Rows from a figure dataset
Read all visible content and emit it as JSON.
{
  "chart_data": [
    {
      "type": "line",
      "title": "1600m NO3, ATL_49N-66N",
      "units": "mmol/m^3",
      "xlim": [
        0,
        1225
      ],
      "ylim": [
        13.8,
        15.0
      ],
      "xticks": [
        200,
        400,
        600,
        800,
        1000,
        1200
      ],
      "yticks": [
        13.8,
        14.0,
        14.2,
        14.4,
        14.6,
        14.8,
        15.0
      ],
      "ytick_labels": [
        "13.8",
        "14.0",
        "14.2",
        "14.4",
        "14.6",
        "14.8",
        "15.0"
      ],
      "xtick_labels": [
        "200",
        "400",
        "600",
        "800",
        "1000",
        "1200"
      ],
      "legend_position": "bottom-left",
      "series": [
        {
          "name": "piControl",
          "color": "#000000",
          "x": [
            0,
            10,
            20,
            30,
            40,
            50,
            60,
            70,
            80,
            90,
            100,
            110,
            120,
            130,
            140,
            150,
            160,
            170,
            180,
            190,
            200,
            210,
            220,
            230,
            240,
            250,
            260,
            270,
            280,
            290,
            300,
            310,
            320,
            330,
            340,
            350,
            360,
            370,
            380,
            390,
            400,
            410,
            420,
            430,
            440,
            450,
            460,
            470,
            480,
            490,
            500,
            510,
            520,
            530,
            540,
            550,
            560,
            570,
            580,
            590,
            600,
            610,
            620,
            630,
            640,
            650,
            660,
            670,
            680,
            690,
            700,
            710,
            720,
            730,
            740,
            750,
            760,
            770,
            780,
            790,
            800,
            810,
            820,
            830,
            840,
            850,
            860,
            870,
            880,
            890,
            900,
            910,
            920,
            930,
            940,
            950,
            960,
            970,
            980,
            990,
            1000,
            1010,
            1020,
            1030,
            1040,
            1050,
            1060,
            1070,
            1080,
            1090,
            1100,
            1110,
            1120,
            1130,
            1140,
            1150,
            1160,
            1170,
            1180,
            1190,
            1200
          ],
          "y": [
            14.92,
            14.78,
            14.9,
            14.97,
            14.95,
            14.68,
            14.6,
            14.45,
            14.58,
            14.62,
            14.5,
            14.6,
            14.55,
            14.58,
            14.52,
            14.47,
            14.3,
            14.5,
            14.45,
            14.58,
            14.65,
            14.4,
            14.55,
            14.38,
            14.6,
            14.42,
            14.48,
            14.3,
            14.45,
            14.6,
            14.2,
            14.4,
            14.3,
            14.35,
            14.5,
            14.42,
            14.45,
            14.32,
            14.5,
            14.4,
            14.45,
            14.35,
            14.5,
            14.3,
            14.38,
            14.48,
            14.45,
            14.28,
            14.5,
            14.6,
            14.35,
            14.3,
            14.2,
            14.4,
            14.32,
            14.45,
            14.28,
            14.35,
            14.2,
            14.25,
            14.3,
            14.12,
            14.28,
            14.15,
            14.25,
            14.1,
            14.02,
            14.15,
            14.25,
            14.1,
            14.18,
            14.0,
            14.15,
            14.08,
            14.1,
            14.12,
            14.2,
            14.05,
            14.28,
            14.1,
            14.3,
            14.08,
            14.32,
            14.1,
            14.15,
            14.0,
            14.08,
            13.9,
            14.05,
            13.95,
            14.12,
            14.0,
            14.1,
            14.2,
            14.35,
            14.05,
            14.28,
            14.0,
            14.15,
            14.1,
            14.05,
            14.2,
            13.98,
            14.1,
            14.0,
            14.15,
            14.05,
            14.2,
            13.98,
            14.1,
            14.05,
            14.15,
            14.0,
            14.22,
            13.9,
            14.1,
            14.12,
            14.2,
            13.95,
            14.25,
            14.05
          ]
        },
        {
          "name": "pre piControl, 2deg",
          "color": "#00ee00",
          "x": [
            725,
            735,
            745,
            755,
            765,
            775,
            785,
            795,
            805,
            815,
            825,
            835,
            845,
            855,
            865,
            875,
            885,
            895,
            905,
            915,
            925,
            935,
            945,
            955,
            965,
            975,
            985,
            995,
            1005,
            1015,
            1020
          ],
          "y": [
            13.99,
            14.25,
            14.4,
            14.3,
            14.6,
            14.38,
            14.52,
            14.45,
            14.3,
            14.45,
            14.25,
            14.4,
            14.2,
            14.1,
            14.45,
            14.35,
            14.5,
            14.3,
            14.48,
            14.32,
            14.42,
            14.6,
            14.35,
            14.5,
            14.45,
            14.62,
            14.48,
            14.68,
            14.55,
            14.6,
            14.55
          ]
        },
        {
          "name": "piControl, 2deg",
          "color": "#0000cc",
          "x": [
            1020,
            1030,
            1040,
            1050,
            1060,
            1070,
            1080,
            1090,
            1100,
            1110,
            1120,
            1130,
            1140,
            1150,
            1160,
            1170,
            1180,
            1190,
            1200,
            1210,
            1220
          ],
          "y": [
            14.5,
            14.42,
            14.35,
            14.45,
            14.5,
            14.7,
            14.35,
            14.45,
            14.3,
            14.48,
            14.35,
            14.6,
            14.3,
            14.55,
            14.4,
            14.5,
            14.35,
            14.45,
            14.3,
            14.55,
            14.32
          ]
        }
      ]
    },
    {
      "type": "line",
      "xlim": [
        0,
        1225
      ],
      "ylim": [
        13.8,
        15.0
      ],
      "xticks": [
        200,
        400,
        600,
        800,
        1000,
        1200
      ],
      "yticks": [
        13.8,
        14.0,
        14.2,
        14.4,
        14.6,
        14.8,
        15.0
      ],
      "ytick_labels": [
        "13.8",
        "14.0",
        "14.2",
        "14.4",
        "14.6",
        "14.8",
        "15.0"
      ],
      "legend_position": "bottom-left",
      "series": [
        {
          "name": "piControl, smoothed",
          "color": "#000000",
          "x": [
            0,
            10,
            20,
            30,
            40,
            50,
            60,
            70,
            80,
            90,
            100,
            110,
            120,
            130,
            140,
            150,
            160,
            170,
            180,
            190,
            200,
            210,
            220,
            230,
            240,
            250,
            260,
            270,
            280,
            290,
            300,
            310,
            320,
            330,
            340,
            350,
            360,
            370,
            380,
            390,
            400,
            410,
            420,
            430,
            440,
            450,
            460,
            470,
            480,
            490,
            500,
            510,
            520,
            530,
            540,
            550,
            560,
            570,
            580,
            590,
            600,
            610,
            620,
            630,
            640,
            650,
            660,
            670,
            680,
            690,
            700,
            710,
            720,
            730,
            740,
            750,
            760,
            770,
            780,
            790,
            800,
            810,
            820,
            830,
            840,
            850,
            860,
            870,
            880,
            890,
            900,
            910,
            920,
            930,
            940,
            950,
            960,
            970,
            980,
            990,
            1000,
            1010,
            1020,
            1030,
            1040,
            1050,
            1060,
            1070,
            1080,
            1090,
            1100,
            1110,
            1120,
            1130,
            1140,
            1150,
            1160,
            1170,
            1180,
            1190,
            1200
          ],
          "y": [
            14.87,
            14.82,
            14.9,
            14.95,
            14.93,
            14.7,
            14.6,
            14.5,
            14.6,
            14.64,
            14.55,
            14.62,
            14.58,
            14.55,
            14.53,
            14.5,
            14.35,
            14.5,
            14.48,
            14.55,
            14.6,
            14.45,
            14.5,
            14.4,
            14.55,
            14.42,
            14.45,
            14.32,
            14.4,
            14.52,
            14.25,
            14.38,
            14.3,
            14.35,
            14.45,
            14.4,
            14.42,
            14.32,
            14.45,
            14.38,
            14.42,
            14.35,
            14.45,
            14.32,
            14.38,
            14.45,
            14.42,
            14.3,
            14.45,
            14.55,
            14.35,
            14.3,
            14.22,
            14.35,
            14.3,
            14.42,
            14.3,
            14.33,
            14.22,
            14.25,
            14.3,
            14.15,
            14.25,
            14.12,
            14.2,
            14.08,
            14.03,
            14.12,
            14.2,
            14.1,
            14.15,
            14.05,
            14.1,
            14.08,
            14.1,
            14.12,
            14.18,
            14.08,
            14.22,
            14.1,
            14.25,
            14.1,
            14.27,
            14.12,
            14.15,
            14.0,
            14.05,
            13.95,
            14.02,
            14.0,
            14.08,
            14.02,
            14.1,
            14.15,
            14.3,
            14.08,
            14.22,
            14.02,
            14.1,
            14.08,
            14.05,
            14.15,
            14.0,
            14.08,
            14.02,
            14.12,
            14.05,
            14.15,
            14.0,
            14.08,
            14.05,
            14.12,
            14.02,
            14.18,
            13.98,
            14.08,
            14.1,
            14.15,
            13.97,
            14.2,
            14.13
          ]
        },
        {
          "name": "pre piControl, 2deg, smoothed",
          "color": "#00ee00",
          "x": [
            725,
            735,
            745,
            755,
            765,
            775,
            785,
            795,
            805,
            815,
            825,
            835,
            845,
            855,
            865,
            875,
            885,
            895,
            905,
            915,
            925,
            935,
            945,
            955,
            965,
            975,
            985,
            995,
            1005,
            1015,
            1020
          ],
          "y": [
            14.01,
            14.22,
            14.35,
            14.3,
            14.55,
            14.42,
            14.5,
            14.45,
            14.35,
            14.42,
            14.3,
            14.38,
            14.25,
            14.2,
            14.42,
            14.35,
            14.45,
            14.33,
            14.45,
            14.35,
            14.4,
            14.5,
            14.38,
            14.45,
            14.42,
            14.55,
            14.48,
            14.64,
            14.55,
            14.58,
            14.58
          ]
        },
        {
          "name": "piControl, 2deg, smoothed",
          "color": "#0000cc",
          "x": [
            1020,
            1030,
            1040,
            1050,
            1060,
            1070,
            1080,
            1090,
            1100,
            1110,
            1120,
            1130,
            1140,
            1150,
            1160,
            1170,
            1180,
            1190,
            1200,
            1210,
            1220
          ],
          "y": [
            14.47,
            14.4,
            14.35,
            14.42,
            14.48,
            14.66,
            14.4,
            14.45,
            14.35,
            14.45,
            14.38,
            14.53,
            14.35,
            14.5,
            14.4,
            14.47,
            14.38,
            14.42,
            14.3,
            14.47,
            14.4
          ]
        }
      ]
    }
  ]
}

▸ PROBLEM DESCRIPTION
Of the lines in this listing, how many contain "smoothed"? Reply with the number and nothing more.

▸ TASK SOLUTION
3